Input -
----------

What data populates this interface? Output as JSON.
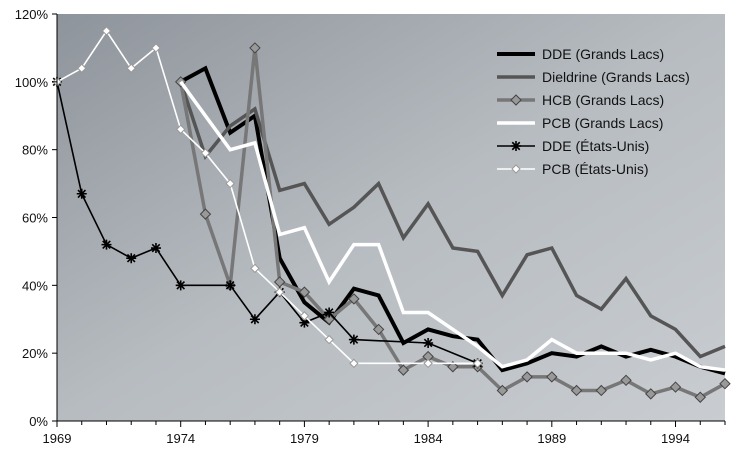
{
  "chart_data": {
    "type": "line",
    "title": "",
    "xlabel": "",
    "ylabel": "",
    "xlim": [
      1969,
      1996
    ],
    "ylim": [
      0,
      120
    ],
    "x_ticks": [
      1969,
      1974,
      1979,
      1984,
      1989,
      1994
    ],
    "x_tick_labels": [
      "1969",
      "1974",
      "1979",
      "1984",
      "1989",
      "1994"
    ],
    "y_ticks": [
      0,
      20,
      40,
      60,
      80,
      100,
      120
    ],
    "y_tick_labels": [
      "0%",
      "20%",
      "40%",
      "60%",
      "80%",
      "100%",
      "120%"
    ],
    "grid": false,
    "legend_position": "top-right",
    "series": [
      {
        "name": "DDE (Grands Lacs)",
        "color": "#000000",
        "width": 4,
        "marker": "none",
        "points": [
          [
            1974,
            100
          ],
          [
            1975,
            104
          ],
          [
            1976,
            85
          ],
          [
            1977,
            90
          ],
          [
            1978,
            48
          ],
          [
            1979,
            35
          ],
          [
            1980,
            29
          ],
          [
            1981,
            39
          ],
          [
            1982,
            37
          ],
          [
            1983,
            23
          ],
          [
            1984,
            27
          ],
          [
            1985,
            25
          ],
          [
            1986,
            24
          ],
          [
            1987,
            15
          ],
          [
            1988,
            17
          ],
          [
            1989,
            20
          ],
          [
            1990,
            19
          ],
          [
            1991,
            22
          ],
          [
            1992,
            19
          ],
          [
            1993,
            21
          ],
          [
            1994,
            19
          ],
          [
            1995,
            16
          ],
          [
            1996,
            14
          ]
        ]
      },
      {
        "name": "Dieldrine (Grands Lacs)",
        "color": "#555555",
        "width": 3.5,
        "marker": "none",
        "points": [
          [
            1974,
            100
          ],
          [
            1975,
            78
          ],
          [
            1976,
            87
          ],
          [
            1977,
            92
          ],
          [
            1978,
            68
          ],
          [
            1979,
            70
          ],
          [
            1980,
            58
          ],
          [
            1981,
            63
          ],
          [
            1982,
            70
          ],
          [
            1983,
            54
          ],
          [
            1984,
            64
          ],
          [
            1985,
            51
          ],
          [
            1986,
            50
          ],
          [
            1987,
            37
          ],
          [
            1988,
            49
          ],
          [
            1989,
            51
          ],
          [
            1990,
            37
          ],
          [
            1991,
            33
          ],
          [
            1992,
            42
          ],
          [
            1993,
            31
          ],
          [
            1994,
            27
          ],
          [
            1995,
            19
          ],
          [
            1996,
            22
          ]
        ]
      },
      {
        "name": "HCB (Grands Lacs)",
        "color": "#777777",
        "width": 3.5,
        "marker": "diamond",
        "points": [
          [
            1974,
            100
          ],
          [
            1975,
            61
          ],
          [
            1976,
            40
          ],
          [
            1977,
            110
          ],
          [
            1978,
            41
          ],
          [
            1979,
            38
          ],
          [
            1980,
            30
          ],
          [
            1981,
            36
          ],
          [
            1982,
            27
          ],
          [
            1983,
            15
          ],
          [
            1984,
            19
          ],
          [
            1985,
            16
          ],
          [
            1986,
            16
          ],
          [
            1987,
            9
          ],
          [
            1988,
            13
          ],
          [
            1989,
            13
          ],
          [
            1990,
            9
          ],
          [
            1991,
            9
          ],
          [
            1992,
            12
          ],
          [
            1993,
            8
          ],
          [
            1994,
            10
          ],
          [
            1995,
            7
          ],
          [
            1996,
            11
          ]
        ]
      },
      {
        "name": "PCB (Grands Lacs)",
        "color": "#ffffff",
        "width": 3.5,
        "marker": "none",
        "points": [
          [
            1974,
            100
          ],
          [
            1975,
            90
          ],
          [
            1976,
            80
          ],
          [
            1977,
            82
          ],
          [
            1978,
            55
          ],
          [
            1979,
            57
          ],
          [
            1980,
            41
          ],
          [
            1981,
            52
          ],
          [
            1982,
            52
          ],
          [
            1983,
            32
          ],
          [
            1984,
            32
          ],
          [
            1985,
            27
          ],
          [
            1986,
            22
          ],
          [
            1987,
            16
          ],
          [
            1988,
            18
          ],
          [
            1989,
            24
          ],
          [
            1990,
            20
          ],
          [
            1991,
            20
          ],
          [
            1992,
            20
          ],
          [
            1993,
            18
          ],
          [
            1994,
            20
          ],
          [
            1995,
            16
          ],
          [
            1996,
            15
          ]
        ]
      },
      {
        "name": "DDE (États-Unis)",
        "color": "#000000",
        "width": 1.6,
        "marker": "star",
        "points": [
          [
            1969,
            100
          ],
          [
            1970,
            67
          ],
          [
            1971,
            52
          ],
          [
            1972,
            48
          ],
          [
            1973,
            51
          ],
          [
            1974,
            40
          ],
          [
            1976,
            40
          ],
          [
            1977,
            30
          ],
          [
            1978,
            38
          ],
          [
            1979,
            29
          ],
          [
            1980,
            32
          ],
          [
            1981,
            24
          ],
          [
            1984,
            23
          ],
          [
            1986,
            17
          ]
        ]
      },
      {
        "name": "PCB (États-Unis)",
        "color": "#ffffff",
        "width": 1.6,
        "marker": "open-diamond",
        "points": [
          [
            1969,
            100
          ],
          [
            1970,
            104
          ],
          [
            1971,
            115
          ],
          [
            1972,
            104
          ],
          [
            1973,
            110
          ],
          [
            1974,
            86
          ],
          [
            1975,
            79
          ],
          [
            1976,
            70
          ],
          [
            1977,
            45
          ],
          [
            1978,
            38
          ],
          [
            1979,
            31
          ],
          [
            1980,
            24
          ],
          [
            1981,
            17
          ],
          [
            1984,
            17
          ],
          [
            1986,
            17
          ]
        ]
      }
    ]
  }
}
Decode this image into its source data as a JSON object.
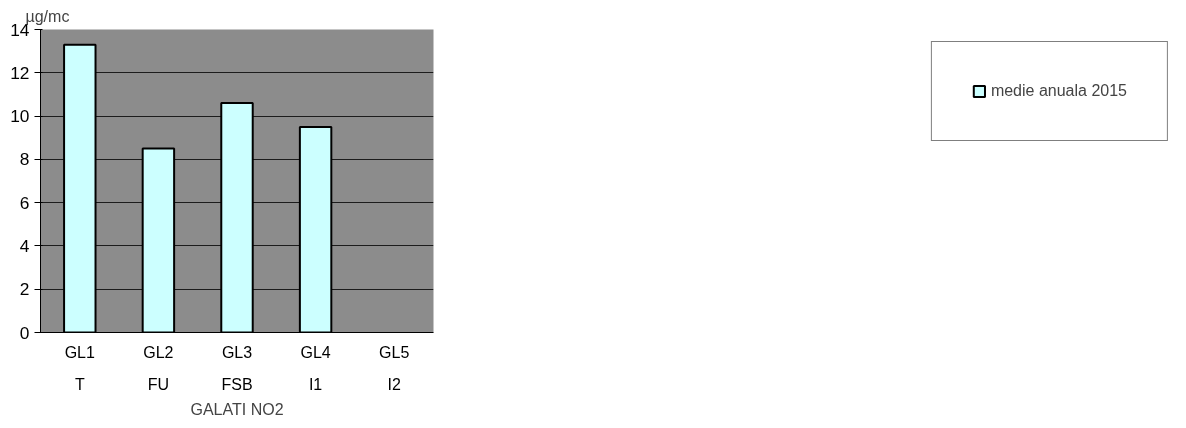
{
  "chart_data": {
    "type": "bar",
    "ylabel": "µg/mc",
    "xlabel": "GALATI NO2",
    "categories": [
      "GL1",
      "GL2",
      "GL3",
      "GL4",
      "GL5"
    ],
    "annotations": [
      "T",
      "FU",
      "FSB",
      "I1",
      "I2"
    ],
    "series": [
      {
        "name": "medie anuala 2015",
        "color": "#ccffff",
        "values": [
          13.3,
          8.5,
          10.6,
          9.5,
          null
        ]
      }
    ],
    "ylim": [
      0,
      14
    ],
    "yticks": [
      0,
      2,
      4,
      6,
      8,
      10,
      12,
      14
    ],
    "grid": "y",
    "legend": "right"
  }
}
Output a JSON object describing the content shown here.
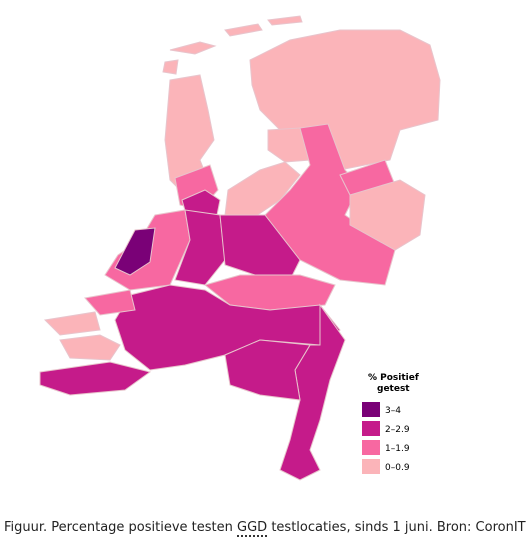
{
  "legend": {
    "title_lines": [
      "% Positief",
      "getest"
    ],
    "items": [
      {
        "label": "3–4",
        "color": "#7a0177"
      },
      {
        "label": "2–2.9",
        "color": "#c51b8a"
      },
      {
        "label": "1–1.9",
        "color": "#f768a1"
      },
      {
        "label": "0–0.9",
        "color": "#fbb4b9"
      }
    ]
  },
  "caption": {
    "before": "Figuur. Percentage positieve testen ",
    "abbr": "GGD",
    "after": " testlocaties, sinds 1 juni. Bron: CoronIT"
  }
}
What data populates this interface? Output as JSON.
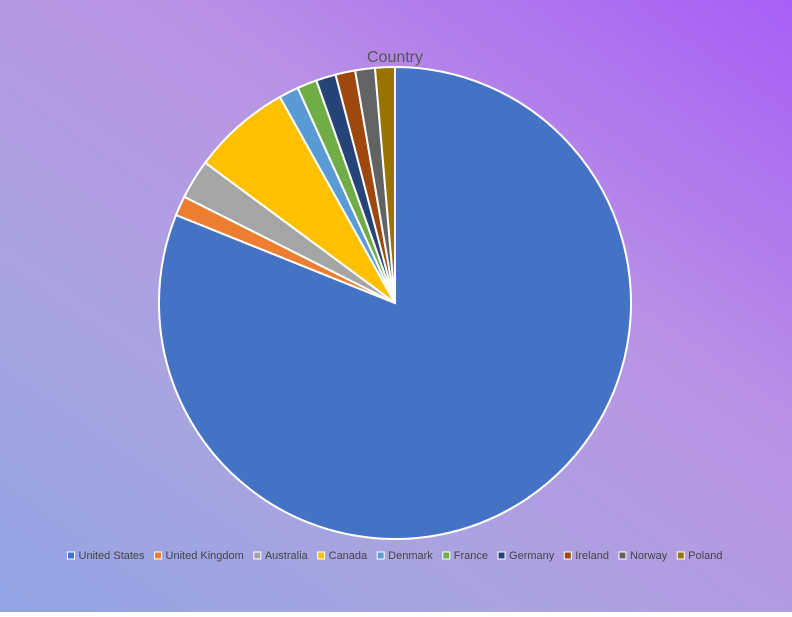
{
  "chart_data": {
    "type": "pie",
    "title": "Country",
    "categories": [
      "United States",
      "United Kingdom",
      "Australia",
      "Canada",
      "Denmark",
      "France",
      "Germany",
      "Ireland",
      "Norway",
      "Poland"
    ],
    "values": [
      60,
      1,
      2,
      5,
      1,
      1,
      1,
      1,
      1,
      1
    ],
    "colors": [
      "#4472c4",
      "#ed7d31",
      "#a5a5a5",
      "#ffc000",
      "#5b9bd5",
      "#70ad47",
      "#264478",
      "#9e480e",
      "#636363",
      "#997300"
    ],
    "legend": "bottom"
  }
}
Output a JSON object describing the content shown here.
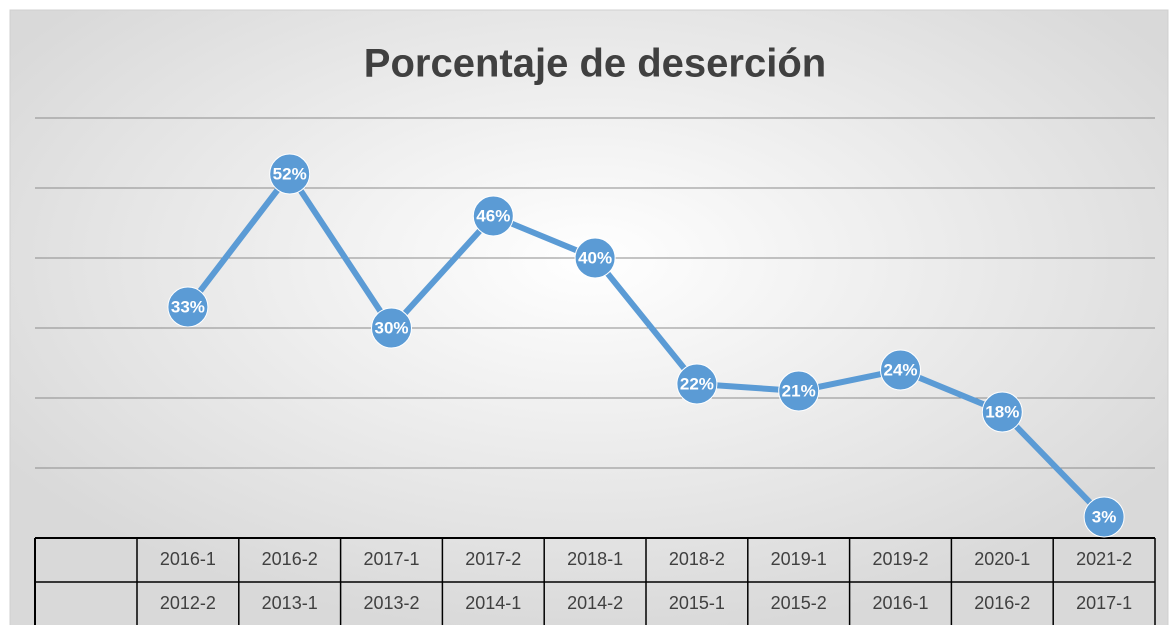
{
  "chart_data": {
    "type": "line",
    "title": "Porcentaje de deserción",
    "categories": [
      [
        "2016-1",
        "2012-2"
      ],
      [
        "2016-2",
        "2013-1"
      ],
      [
        "2017-1",
        "2013-2"
      ],
      [
        "2017-2",
        "2014-1"
      ],
      [
        "2018-1",
        "2014-2"
      ],
      [
        "2018-2",
        "2015-1"
      ],
      [
        "2019-1",
        "2015-2"
      ],
      [
        "2019-2",
        "2016-1"
      ],
      [
        "2020-1",
        "2016-2"
      ],
      [
        "2021-2",
        "2017-1"
      ]
    ],
    "series": [
      {
        "color": "#5b9bd5",
        "values": [
          33,
          52,
          30,
          46,
          40,
          22,
          21,
          24,
          18,
          3
        ],
        "value_labels": [
          "33%",
          "52%",
          "30%",
          "46%",
          "40%",
          "22%",
          "21%",
          "24%",
          "18%",
          "3%"
        ]
      }
    ],
    "ylim": [
      0,
      60
    ],
    "yticks": [
      0,
      10,
      20,
      30,
      40,
      50,
      60
    ],
    "grid": true
  }
}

----------

Find and copy each line above that includes the string "Unis".

Worked answer -
        "name": "DDE (États-Unis)",
        "name": "PCB (États-Unis)",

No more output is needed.